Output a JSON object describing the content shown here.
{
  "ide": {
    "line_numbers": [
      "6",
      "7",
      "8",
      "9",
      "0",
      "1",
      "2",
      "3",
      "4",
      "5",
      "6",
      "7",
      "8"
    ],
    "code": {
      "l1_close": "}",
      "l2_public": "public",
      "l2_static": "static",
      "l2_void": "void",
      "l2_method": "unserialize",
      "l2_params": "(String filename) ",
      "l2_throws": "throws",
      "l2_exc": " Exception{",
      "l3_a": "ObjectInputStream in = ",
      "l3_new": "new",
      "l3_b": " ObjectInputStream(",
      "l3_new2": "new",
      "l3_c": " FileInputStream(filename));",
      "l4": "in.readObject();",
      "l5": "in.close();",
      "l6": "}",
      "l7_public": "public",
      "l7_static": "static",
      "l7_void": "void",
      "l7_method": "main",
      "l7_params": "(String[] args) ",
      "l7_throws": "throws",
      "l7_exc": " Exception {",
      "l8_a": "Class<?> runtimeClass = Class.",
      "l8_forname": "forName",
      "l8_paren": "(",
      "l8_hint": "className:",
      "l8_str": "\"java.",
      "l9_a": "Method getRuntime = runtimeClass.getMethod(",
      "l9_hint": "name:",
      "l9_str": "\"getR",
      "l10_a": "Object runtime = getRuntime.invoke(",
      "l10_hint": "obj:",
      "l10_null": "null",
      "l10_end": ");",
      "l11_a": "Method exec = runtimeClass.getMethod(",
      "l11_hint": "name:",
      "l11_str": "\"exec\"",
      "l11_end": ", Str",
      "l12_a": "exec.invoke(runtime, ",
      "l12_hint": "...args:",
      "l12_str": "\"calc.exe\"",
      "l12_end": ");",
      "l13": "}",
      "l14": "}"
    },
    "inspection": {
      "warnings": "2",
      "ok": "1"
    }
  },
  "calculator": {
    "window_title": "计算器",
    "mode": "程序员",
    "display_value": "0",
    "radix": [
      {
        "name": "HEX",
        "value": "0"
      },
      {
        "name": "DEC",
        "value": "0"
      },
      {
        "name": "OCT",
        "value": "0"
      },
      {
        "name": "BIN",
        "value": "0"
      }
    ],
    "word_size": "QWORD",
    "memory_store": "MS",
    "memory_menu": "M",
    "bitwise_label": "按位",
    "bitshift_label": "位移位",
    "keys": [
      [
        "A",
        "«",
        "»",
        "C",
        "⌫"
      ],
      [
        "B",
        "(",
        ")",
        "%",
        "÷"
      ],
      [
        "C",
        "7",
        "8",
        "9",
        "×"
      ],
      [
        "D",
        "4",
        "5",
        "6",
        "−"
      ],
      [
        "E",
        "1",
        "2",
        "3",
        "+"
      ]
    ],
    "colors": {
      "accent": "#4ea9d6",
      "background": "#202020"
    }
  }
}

━━━━━━━━

→ **Written instruction**: Each line of the material should be duplicated exactly, please.

→ **Answer in full**:
Output a JSON object describing the content shown here.
{
  "ide": {
    "line_numbers": [
      "6",
      "7",
      "8",
      "9",
      "0",
      "1",
      "2",
      "3",
      "4",
      "5",
      "6",
      "7",
      "8"
    ],
    "code": {
      "l1_close": "}",
      "l2_public": "public",
      "l2_static": "static",
      "l2_void": "void",
      "l2_method": "unserialize",
      "l2_params": "(String filename) ",
      "l2_throws": "throws",
      "l2_exc": " Exception{",
      "l3_a": "ObjectInputStream in = ",
      "l3_new": "new",
      "l3_b": " ObjectInputStream(",
      "l3_new2": "new",
      "l3_c": " FileInputStream(filename));",
      "l4": "in.readObject();",
      "l5": "in.close();",
      "l6": "}",
      "l7_public": "public",
      "l7_static": "static",
      "l7_void": "void",
      "l7_method": "main",
      "l7_params": "(String[] args) ",
      "l7_throws": "throws",
      "l7_exc": " Exception {",
      "l8_a": "Class<?> runtimeClass = Class.",
      "l8_forname": "forName",
      "l8_paren": "(",
      "l8_hint": "className:",
      "l8_str": "\"java.",
      "l9_a": "Method getRuntime = runtimeClass.getMethod(",
      "l9_hint": "name:",
      "l9_str": "\"getR",
      "l10_a": "Object runtime = getRuntime.invoke(",
      "l10_hint": "obj:",
      "l10_null": "null",
      "l10_end": ");",
      "l11_a": "Method exec = runtimeClass.getMethod(",
      "l11_hint": "name:",
      "l11_str": "\"exec\"",
      "l11_end": ", Str",
      "l12_a": "exec.invoke(runtime, ",
      "l12_hint": "...args:",
      "l12_str": "\"calc.exe\"",
      "l12_end": ");",
      "l13": "}",
      "l14": "}"
    },
    "inspection": {
      "warnings": "2",
      "ok": "1"
    }
  },
  "calculator": {
    "window_title": "计算器",
    "mode": "程序员",
    "display_value": "0",
    "radix": [
      {
        "name": "HEX",
        "value": "0"
      },
      {
        "name": "DEC",
        "value": "0"
      },
      {
        "name": "OCT",
        "value": "0"
      },
      {
        "name": "BIN",
        "value": "0"
      }
    ],
    "word_size": "QWORD",
    "memory_store": "MS",
    "memory_menu": "M",
    "bitwise_label": "按位",
    "bitshift_label": "位移位",
    "keys": [
      [
        "A",
        "«",
        "»",
        "C",
        "⌫"
      ],
      [
        "B",
        "(",
        ")",
        "%",
        "÷"
      ],
      [
        "C",
        "7",
        "8",
        "9",
        "×"
      ],
      [
        "D",
        "4",
        "5",
        "6",
        "−"
      ],
      [
        "E",
        "1",
        "2",
        "3",
        "+"
      ]
    ],
    "colors": {
      "accent": "#4ea9d6",
      "background": "#202020"
    }
  }
}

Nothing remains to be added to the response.